## Exercise aim
Look through the listing for the word "crying". Copy each line that has it.

[Data entries]
● ● ● ● ●

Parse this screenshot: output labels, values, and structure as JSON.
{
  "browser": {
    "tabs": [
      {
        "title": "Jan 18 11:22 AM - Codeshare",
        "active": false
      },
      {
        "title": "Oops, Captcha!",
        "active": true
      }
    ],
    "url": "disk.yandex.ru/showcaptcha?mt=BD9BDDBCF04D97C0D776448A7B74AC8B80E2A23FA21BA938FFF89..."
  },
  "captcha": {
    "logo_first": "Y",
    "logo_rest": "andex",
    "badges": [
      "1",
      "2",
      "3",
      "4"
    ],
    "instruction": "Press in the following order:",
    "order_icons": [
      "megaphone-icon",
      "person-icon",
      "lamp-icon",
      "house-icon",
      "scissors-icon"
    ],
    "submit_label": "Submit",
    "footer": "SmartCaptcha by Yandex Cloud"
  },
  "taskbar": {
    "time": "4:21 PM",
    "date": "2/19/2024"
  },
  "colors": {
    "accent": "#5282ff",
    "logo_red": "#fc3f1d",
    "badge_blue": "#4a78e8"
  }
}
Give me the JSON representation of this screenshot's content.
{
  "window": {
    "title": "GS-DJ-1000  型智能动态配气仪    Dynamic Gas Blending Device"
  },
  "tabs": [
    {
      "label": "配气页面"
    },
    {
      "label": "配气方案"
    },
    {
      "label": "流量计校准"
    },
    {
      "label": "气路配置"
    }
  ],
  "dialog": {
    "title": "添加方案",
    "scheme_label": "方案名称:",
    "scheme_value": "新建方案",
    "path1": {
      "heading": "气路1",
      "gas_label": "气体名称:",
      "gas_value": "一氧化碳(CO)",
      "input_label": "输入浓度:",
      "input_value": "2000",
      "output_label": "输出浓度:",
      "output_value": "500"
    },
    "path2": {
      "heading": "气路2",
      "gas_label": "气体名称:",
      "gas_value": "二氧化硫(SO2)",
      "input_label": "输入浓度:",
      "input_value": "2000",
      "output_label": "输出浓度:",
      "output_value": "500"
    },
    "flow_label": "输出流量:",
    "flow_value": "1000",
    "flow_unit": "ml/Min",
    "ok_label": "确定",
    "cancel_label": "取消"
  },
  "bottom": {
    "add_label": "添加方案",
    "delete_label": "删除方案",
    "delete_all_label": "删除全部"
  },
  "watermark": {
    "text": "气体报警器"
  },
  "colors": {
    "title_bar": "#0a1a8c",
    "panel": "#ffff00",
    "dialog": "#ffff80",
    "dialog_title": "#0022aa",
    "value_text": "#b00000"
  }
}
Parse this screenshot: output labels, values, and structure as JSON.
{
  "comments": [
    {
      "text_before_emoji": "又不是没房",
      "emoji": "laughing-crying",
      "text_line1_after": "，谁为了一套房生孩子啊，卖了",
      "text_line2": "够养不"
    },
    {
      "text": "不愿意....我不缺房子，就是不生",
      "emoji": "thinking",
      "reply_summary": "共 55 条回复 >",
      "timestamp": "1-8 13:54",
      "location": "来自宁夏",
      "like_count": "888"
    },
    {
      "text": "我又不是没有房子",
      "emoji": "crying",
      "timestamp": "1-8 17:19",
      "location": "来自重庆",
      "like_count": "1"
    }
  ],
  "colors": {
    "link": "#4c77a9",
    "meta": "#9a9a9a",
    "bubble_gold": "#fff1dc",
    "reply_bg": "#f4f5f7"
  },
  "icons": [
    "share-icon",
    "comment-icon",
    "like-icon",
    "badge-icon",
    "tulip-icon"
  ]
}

● ● ● ● ●

## Correct output
      "emoji": "laughing-crying",
      "emoji": "crying",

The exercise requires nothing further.